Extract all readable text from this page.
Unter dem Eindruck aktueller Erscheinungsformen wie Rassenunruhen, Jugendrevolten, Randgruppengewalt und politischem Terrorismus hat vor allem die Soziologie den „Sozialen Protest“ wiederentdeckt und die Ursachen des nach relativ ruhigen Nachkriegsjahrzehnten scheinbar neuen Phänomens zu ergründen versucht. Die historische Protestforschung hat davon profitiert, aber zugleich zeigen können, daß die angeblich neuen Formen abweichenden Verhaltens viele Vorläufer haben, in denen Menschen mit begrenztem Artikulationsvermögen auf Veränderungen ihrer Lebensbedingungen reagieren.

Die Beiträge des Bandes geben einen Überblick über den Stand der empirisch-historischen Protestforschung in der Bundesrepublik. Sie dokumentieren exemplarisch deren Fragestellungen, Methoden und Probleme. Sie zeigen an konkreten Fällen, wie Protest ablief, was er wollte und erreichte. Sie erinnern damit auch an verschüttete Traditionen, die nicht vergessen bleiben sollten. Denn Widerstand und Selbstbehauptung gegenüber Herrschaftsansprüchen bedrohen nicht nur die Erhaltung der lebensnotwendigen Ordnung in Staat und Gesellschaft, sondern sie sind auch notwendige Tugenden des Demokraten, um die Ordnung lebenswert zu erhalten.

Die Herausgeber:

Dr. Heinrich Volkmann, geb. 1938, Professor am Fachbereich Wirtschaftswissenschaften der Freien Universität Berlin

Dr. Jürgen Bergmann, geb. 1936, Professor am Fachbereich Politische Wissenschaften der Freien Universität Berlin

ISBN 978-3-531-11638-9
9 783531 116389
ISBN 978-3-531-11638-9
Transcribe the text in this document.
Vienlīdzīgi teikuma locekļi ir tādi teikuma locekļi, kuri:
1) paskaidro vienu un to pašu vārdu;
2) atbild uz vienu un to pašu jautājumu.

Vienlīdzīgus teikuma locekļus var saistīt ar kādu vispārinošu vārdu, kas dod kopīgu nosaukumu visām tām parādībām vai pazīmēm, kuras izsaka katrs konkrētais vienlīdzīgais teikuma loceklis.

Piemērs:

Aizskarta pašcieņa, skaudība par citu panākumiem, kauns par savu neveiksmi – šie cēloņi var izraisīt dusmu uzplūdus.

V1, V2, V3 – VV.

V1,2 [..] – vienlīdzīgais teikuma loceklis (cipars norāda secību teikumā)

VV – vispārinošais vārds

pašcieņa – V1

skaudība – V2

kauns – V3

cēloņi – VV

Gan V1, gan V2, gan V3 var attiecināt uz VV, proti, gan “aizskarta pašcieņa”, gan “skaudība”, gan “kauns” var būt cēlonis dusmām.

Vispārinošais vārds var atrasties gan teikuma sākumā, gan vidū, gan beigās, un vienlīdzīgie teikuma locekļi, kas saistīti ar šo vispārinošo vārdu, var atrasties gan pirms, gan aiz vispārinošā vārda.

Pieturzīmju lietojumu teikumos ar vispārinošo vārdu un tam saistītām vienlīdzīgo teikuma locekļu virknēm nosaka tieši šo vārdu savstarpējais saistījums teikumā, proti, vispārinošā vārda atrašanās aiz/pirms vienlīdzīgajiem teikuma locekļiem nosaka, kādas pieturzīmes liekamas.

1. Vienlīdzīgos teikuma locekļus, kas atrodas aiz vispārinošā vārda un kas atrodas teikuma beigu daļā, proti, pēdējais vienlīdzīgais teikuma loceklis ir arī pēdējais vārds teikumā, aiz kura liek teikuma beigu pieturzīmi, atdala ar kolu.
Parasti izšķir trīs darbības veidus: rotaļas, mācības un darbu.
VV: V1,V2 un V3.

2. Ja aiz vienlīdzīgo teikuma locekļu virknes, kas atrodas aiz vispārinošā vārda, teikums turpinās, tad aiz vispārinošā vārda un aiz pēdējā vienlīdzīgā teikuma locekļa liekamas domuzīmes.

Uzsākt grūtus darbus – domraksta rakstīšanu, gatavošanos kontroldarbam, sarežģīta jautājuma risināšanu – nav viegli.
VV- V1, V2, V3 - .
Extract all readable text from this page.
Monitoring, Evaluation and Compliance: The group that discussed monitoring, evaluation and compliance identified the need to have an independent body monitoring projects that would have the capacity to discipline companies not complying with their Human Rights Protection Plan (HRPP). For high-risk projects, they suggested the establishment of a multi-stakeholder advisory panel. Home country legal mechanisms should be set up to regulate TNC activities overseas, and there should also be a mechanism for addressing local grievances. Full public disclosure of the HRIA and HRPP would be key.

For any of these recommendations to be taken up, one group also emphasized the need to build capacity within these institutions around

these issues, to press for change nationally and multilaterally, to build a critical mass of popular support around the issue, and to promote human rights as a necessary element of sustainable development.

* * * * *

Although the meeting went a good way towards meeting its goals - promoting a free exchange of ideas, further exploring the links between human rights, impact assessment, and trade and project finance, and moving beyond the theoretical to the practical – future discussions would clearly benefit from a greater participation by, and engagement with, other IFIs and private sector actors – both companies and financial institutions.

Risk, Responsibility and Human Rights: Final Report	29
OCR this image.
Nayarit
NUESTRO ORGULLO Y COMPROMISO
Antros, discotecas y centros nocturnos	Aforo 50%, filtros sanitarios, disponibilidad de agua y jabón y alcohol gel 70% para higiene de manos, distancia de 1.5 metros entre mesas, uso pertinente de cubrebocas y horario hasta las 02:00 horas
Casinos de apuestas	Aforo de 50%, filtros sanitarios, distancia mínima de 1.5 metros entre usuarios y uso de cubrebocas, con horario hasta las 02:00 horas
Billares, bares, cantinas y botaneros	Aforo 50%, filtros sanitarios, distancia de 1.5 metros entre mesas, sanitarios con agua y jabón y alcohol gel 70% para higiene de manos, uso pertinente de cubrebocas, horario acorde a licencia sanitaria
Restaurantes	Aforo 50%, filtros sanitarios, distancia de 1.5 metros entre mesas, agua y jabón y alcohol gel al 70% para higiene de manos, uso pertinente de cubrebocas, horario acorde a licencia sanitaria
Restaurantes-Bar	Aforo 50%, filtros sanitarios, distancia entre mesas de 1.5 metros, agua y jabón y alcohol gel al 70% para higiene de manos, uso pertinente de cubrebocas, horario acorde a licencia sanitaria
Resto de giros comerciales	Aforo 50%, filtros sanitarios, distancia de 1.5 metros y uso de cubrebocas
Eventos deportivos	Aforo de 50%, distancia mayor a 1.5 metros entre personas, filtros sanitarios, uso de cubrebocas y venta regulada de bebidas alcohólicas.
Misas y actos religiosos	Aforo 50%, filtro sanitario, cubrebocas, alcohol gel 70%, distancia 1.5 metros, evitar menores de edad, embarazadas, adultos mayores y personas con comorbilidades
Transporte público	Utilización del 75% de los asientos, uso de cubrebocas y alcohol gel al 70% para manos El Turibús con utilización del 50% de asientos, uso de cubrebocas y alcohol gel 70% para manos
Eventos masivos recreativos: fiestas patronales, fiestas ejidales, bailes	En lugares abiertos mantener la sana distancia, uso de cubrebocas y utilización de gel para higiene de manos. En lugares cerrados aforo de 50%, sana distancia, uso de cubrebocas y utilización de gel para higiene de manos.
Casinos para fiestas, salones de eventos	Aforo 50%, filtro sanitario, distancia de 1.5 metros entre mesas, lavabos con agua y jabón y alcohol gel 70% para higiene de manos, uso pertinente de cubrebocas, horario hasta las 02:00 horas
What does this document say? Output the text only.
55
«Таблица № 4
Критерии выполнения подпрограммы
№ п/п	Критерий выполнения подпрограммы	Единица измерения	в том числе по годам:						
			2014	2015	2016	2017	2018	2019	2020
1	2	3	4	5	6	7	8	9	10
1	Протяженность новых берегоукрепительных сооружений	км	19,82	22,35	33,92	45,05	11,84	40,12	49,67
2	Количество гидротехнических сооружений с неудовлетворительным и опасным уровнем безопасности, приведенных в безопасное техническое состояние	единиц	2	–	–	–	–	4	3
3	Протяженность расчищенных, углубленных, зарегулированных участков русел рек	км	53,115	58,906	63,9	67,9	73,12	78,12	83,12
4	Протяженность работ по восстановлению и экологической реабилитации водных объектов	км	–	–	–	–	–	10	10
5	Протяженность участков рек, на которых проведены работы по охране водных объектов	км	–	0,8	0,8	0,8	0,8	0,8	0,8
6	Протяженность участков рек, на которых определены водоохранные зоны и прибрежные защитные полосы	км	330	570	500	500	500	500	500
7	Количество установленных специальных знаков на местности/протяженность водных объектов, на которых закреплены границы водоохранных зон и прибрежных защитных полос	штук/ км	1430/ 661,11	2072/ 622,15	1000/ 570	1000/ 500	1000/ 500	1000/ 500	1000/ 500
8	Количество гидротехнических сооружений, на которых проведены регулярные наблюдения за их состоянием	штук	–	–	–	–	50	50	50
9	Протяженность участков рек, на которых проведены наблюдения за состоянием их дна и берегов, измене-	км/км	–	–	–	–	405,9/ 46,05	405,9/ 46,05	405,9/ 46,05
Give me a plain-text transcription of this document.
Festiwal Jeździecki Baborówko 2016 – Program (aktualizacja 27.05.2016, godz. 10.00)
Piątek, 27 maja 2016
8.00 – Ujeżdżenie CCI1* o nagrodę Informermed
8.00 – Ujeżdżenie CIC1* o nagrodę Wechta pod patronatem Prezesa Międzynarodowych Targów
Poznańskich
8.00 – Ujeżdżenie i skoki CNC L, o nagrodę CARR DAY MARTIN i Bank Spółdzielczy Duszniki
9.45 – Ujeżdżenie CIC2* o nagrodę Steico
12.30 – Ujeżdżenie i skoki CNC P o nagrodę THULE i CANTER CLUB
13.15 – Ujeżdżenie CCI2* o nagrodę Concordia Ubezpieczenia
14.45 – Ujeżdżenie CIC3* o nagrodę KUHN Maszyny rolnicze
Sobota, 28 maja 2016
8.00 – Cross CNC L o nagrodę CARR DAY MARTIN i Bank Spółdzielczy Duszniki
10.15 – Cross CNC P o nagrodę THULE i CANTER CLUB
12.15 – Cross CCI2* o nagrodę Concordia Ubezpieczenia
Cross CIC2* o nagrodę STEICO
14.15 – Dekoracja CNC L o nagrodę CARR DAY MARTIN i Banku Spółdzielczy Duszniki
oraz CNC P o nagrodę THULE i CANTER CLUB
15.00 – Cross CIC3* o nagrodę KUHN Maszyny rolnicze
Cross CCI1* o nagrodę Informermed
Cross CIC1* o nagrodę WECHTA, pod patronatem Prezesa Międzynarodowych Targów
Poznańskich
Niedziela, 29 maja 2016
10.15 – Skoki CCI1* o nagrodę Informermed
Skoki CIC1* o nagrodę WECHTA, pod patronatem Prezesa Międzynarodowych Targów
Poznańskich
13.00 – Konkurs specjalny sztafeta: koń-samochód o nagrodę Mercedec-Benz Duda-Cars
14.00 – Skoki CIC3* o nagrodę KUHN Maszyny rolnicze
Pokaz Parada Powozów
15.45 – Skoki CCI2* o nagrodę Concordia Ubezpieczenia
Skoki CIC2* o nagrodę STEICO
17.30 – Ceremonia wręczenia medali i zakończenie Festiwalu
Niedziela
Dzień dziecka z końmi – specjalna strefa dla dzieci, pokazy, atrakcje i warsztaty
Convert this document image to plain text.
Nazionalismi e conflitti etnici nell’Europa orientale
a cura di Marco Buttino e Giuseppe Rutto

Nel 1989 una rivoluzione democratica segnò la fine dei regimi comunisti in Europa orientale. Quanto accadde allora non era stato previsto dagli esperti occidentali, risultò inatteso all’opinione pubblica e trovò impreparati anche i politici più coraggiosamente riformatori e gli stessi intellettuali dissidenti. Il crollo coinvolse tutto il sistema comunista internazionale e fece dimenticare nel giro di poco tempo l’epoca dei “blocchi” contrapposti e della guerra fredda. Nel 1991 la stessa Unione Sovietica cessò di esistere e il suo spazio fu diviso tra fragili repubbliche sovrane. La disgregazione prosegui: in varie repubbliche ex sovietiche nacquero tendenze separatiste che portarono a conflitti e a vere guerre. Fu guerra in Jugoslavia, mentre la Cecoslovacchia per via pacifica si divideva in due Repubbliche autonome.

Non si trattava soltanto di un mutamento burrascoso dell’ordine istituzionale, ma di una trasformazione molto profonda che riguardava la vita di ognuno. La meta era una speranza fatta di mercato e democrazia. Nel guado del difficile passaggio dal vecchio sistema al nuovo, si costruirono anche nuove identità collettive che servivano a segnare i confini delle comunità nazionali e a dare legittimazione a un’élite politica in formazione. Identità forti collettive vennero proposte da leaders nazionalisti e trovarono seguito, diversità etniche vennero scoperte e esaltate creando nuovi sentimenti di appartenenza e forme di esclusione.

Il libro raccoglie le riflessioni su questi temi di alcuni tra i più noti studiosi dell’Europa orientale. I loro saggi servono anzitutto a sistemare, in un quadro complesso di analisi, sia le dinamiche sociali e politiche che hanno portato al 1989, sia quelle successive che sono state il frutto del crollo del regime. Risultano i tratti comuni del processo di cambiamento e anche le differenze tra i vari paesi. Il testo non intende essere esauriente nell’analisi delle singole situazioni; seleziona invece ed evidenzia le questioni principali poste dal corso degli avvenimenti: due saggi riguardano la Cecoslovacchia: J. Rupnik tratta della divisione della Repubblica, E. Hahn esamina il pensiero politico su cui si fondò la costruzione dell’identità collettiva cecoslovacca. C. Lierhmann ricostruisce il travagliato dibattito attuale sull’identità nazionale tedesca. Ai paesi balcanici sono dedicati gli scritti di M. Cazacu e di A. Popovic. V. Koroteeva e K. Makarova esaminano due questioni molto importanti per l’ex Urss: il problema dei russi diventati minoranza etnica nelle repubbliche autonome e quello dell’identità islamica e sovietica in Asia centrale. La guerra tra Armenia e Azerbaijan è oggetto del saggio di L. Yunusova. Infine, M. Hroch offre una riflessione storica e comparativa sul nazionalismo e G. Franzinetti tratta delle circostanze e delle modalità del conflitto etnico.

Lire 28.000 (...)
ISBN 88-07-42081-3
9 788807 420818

**Directions**
Where a line of the material above holds the string "locekļus", copy that line.

**Task answer**
Vienlīdzīgus teikuma locekļus var saistīt ar kādu vispārinošu vārdu, kas dod kopīgu nosaukumu visām tām parādībām vai pazīmēm, kuras izsaka katrs konkrētais vienlīdzīgais teikuma loceklis.
1. Vienlīdzīgos teikuma locekļus, kas atrodas aiz vispārinošā vārda un kas atrodas teikuma beigu daļā, proti, pēdējais vienlīdzīgais teikuma loceklis ir arī pēdējais vārds teikumā, aiz kura liek teikuma beigu pieturzīmi, atdala ar kolu.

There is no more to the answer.